Starting with the line that contains "List 26 of the" and going on through the line that contains "153, 130, 166]", render those lines as a JSON list of strings with one string per line, leaving out blank lines.

>> start

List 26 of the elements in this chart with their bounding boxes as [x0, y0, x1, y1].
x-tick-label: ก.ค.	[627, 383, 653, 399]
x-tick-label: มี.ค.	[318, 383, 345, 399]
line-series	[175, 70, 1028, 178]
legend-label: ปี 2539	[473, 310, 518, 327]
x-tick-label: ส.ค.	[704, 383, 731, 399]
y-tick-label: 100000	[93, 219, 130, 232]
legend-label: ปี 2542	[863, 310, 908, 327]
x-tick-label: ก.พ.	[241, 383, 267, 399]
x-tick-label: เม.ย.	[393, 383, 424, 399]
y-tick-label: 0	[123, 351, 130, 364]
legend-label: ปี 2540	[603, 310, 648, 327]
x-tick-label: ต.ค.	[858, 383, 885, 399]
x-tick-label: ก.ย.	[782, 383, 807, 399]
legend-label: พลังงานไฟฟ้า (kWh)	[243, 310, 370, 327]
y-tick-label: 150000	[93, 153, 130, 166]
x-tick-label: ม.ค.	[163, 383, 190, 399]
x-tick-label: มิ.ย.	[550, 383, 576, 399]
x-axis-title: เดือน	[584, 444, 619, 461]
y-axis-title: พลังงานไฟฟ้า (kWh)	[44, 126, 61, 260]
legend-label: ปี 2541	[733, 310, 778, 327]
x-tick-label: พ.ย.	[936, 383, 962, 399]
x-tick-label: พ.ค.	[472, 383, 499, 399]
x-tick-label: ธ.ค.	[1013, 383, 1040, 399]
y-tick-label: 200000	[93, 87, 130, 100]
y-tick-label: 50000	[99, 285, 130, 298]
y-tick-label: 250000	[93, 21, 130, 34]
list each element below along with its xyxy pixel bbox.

>> end
>> start

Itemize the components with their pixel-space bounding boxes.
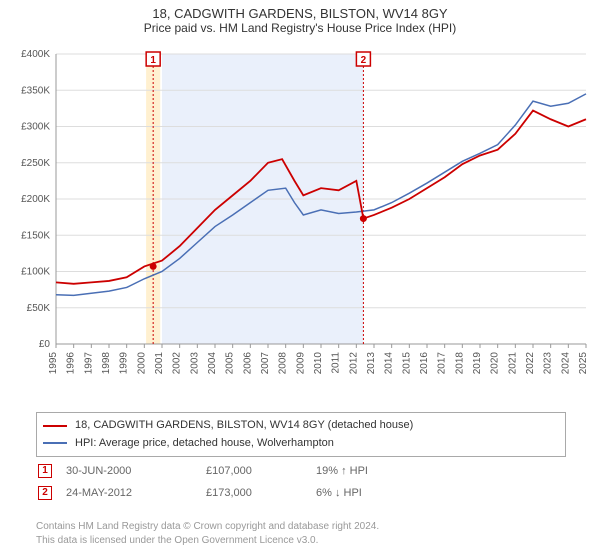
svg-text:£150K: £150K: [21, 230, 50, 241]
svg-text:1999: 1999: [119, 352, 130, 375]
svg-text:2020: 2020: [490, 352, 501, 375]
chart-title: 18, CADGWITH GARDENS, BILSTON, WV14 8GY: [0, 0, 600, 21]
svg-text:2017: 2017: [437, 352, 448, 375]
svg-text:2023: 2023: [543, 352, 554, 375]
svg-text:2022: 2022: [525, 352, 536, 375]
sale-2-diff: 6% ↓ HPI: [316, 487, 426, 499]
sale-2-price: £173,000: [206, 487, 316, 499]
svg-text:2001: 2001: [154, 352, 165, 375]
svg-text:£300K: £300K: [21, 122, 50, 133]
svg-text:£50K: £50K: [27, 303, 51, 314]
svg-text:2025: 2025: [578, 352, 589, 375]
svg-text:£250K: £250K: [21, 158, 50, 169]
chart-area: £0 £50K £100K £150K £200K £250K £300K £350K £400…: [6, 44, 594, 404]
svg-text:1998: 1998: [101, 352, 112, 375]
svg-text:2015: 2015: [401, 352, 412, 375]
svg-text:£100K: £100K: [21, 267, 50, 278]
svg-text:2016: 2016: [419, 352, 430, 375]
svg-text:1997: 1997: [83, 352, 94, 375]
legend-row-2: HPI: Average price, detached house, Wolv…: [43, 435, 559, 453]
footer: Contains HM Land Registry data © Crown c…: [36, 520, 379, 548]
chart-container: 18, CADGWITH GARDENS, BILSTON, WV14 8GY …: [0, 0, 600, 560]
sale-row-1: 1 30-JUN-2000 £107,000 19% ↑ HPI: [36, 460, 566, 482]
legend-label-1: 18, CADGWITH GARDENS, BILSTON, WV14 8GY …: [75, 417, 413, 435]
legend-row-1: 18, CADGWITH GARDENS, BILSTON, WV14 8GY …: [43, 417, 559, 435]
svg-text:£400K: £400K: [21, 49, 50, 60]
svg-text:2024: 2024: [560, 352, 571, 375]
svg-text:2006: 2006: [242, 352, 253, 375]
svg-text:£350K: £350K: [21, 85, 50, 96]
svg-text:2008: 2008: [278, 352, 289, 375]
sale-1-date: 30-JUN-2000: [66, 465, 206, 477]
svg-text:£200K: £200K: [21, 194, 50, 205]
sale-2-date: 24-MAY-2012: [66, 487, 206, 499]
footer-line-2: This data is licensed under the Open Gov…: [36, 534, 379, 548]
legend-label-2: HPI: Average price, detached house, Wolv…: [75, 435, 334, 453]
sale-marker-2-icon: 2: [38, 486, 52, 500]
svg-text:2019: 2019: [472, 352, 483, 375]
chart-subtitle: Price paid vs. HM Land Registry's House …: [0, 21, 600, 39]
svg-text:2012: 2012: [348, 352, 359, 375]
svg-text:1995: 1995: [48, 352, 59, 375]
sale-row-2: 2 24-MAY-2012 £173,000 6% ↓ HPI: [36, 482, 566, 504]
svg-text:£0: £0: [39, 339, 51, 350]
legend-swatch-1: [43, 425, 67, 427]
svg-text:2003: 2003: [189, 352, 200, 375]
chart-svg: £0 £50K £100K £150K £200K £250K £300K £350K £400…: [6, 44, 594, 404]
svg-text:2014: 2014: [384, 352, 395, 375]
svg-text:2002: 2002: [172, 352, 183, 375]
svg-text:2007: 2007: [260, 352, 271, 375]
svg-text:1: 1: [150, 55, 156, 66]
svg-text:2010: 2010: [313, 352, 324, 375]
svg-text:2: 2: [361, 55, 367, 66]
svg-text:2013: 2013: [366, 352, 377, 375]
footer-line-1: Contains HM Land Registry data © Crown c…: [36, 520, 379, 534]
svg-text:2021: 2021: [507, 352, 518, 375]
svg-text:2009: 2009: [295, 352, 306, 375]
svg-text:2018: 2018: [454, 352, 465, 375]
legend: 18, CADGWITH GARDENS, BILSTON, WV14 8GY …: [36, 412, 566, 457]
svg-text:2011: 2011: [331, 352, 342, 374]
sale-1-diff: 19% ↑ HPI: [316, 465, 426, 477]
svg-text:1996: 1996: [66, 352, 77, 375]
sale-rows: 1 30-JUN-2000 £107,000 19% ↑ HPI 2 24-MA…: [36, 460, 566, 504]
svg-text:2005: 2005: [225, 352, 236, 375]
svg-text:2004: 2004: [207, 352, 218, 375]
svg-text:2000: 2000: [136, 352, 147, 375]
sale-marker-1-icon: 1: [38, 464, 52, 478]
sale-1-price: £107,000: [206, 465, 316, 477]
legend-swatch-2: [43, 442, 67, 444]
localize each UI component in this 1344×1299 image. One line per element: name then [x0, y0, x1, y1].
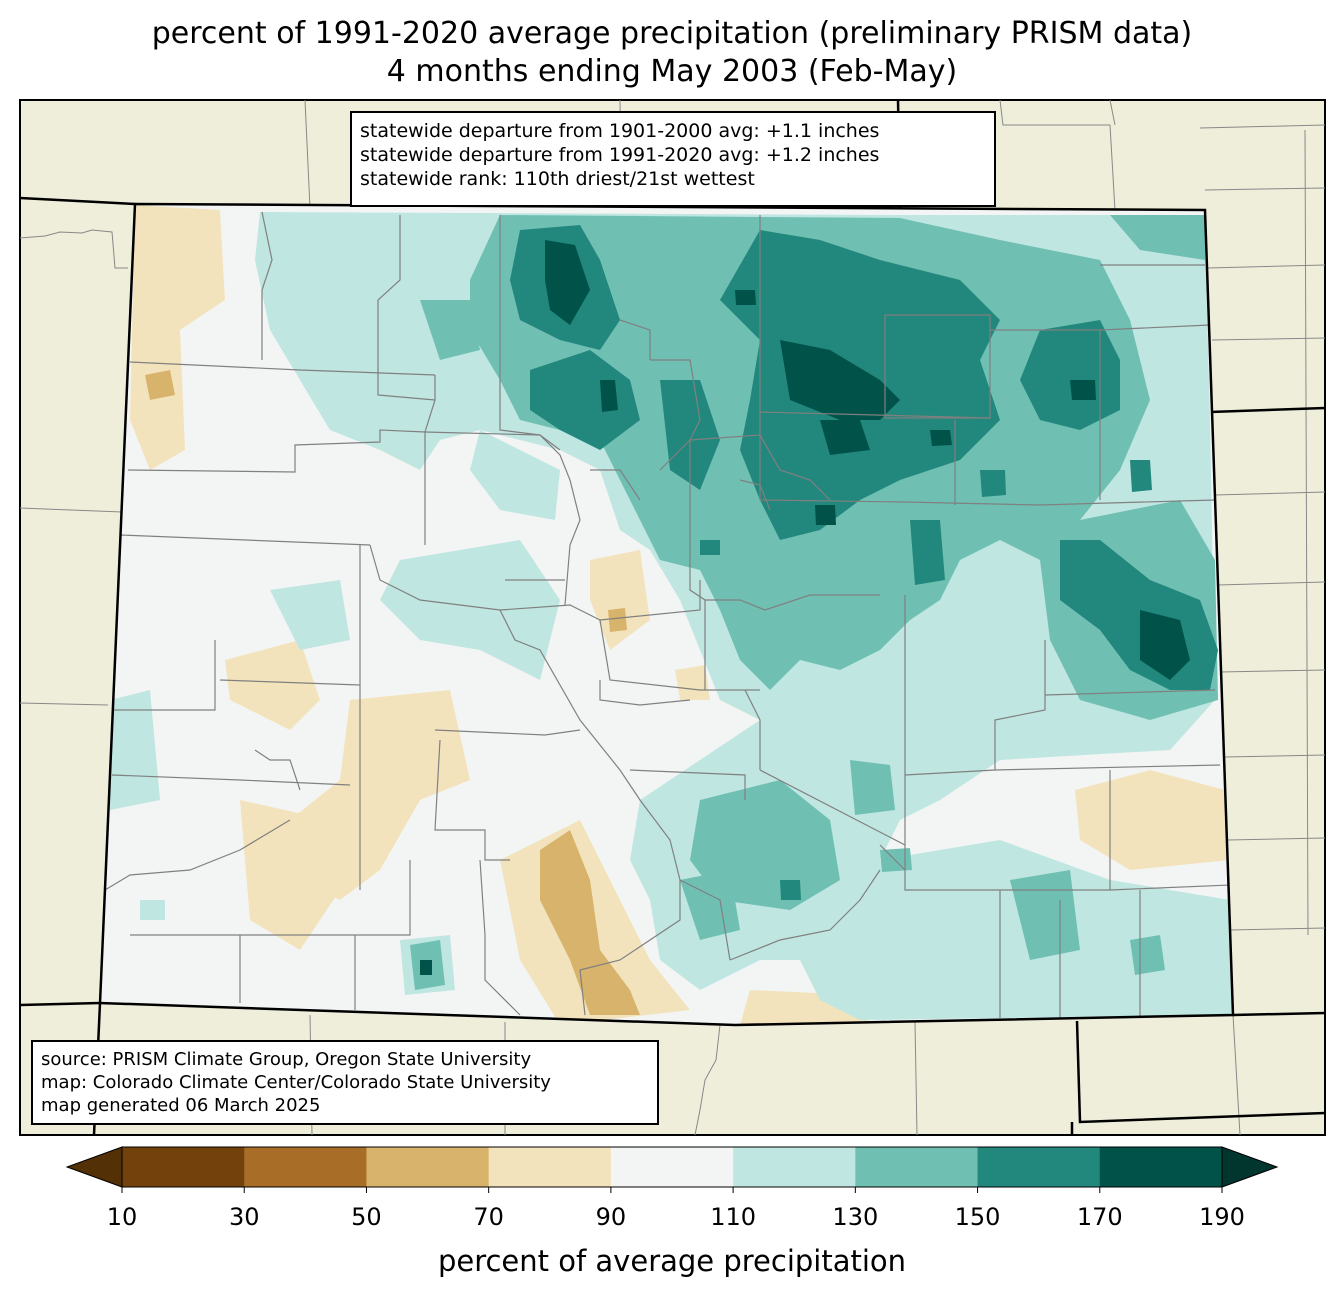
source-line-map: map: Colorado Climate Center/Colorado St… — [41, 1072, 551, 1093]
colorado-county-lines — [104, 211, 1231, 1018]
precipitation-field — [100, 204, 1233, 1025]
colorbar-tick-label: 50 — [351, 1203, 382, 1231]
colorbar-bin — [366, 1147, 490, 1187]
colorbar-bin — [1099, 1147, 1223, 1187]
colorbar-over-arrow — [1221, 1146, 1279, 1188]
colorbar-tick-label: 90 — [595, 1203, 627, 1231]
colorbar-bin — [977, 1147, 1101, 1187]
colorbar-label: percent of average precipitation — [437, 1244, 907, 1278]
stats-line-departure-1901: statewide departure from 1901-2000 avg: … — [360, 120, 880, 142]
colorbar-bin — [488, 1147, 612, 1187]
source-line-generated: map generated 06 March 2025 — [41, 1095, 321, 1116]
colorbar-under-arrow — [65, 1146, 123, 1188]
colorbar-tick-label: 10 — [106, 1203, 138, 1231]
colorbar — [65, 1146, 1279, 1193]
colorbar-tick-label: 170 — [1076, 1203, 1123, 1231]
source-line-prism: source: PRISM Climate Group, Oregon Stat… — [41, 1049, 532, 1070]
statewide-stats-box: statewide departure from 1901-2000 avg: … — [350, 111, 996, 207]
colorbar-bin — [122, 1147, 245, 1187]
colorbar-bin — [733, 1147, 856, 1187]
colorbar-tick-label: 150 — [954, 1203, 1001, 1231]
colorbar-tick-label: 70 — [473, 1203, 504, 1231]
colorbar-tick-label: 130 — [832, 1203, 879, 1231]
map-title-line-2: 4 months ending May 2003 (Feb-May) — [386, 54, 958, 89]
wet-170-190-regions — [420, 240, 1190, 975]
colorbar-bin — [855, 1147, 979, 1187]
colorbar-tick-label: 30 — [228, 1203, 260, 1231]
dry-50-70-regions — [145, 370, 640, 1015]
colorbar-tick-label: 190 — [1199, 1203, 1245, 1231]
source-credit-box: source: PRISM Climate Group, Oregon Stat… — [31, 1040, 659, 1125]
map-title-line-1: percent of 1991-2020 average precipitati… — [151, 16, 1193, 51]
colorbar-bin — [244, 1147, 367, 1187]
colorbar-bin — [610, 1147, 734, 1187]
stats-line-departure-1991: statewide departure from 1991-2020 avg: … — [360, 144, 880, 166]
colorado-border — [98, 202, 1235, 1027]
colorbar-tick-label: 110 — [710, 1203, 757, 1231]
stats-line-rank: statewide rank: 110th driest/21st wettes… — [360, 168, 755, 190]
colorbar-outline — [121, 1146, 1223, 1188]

>> end
>> start

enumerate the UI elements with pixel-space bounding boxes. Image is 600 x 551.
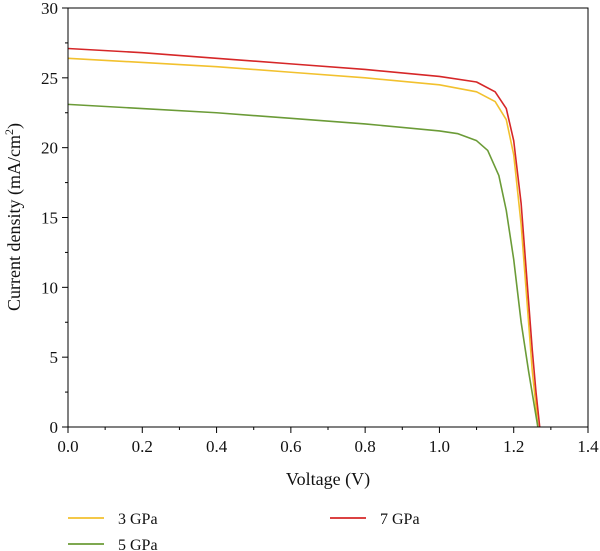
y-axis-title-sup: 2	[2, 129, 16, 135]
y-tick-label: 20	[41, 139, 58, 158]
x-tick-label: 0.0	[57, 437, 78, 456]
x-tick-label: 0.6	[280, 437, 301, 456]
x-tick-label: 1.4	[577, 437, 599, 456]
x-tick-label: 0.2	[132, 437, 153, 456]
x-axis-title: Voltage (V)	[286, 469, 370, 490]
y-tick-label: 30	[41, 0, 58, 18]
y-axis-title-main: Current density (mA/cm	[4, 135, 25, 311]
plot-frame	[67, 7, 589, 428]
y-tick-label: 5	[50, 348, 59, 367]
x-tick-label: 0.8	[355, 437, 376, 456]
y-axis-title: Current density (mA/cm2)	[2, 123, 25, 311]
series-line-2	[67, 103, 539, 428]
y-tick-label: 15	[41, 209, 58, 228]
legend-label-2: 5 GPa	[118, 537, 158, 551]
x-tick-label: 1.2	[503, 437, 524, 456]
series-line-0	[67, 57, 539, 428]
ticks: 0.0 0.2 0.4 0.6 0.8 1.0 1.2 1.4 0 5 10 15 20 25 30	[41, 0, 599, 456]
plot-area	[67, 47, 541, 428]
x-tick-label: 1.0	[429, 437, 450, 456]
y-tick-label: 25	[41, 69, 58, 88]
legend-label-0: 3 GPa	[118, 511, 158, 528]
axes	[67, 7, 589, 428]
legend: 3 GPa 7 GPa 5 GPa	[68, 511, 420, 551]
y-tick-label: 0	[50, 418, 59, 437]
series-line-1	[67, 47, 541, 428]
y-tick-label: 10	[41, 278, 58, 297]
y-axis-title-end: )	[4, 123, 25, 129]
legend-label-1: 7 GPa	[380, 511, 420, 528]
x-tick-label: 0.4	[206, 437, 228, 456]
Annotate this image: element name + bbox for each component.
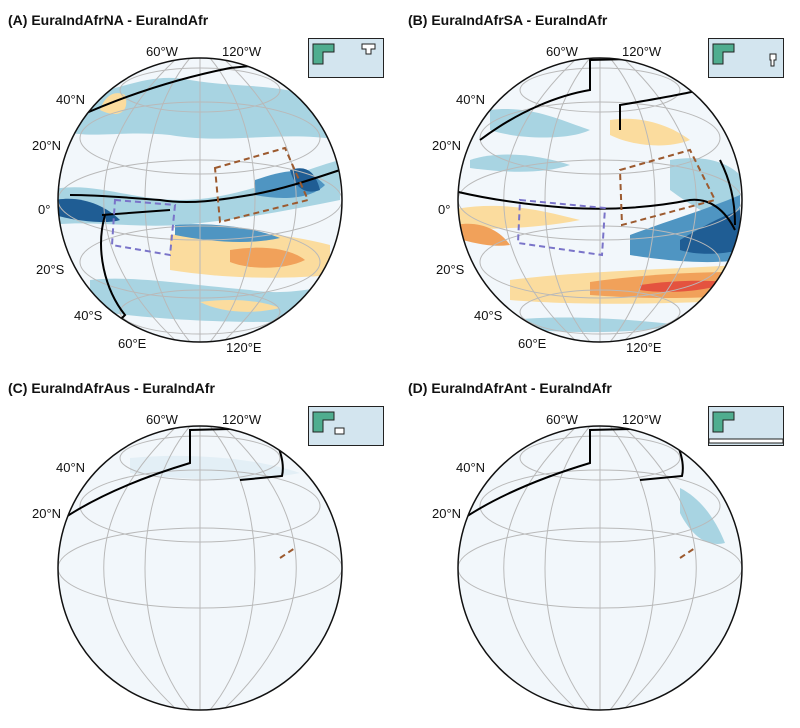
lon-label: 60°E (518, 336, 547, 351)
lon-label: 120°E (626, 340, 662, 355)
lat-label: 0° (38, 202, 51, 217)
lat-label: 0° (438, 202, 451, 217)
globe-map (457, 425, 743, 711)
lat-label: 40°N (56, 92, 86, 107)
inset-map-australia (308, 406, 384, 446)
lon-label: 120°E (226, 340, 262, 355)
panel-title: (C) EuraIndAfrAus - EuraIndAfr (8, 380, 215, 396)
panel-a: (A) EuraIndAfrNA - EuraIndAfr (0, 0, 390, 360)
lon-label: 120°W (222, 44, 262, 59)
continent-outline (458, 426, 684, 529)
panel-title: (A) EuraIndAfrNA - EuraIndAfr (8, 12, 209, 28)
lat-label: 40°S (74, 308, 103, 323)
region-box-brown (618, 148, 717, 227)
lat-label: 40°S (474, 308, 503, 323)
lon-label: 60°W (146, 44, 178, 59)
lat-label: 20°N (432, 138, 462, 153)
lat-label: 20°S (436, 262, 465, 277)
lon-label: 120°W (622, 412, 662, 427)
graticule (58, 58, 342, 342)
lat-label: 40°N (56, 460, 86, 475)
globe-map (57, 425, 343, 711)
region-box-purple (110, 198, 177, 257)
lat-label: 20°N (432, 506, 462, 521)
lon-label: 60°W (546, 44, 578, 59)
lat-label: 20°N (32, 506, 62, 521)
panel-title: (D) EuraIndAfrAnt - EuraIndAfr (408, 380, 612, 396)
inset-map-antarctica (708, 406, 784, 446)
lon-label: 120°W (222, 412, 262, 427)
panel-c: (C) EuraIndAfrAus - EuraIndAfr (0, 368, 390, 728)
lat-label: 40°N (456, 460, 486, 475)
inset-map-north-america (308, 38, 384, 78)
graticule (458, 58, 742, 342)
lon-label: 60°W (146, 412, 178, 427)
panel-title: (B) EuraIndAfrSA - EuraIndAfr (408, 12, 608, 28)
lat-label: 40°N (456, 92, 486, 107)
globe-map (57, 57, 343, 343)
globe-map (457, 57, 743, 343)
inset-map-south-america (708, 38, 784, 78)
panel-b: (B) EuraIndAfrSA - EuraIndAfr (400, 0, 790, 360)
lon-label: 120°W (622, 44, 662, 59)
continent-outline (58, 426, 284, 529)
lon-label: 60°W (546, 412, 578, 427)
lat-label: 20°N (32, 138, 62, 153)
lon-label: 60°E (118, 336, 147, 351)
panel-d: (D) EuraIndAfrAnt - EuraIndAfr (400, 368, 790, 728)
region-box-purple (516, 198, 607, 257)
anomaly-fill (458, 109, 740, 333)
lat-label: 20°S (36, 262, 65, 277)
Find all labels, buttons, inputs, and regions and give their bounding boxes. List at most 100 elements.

>> end

§ Task output:
[
  "List 26 of the elements in this chart with their bounding boxes as [x0, y0, x1, y1].",
  "x-tick-label: ก.ค.\t[627, 383, 653, 399]",
  "x-tick-label: มี.ค.\t[318, 383, 345, 399]",
  "line-series\t[175, 70, 1028, 178]",
  "legend-label: ปี 2539\t[473, 310, 518, 327]",
  "x-tick-label: ส.ค.\t[704, 383, 731, 399]",
  "y-tick-label: 100000\t[93, 219, 130, 232]",
  "legend-label: ปี 2542\t[863, 310, 908, 327]",
  "x-tick-label: ก.พ.\t[241, 383, 267, 399]",
  "x-tick-label: เม.ย.\t[393, 383, 424, 399]",
  "y-tick-label: 0\t[123, 351, 130, 364]",
  "legend-label: ปี 2540\t[603, 310, 648, 327]",
  "x-tick-label: ต.ค.\t[858, 383, 885, 399]",
  "x-tick-label: ก.ย.\t[782, 383, 807, 399]",
  "legend-label: พลังงานไฟฟ้า (kWh)\t[243, 310, 370, 327]",
  "y-tick-label: 150000\t[93, 153, 130, 166]"
]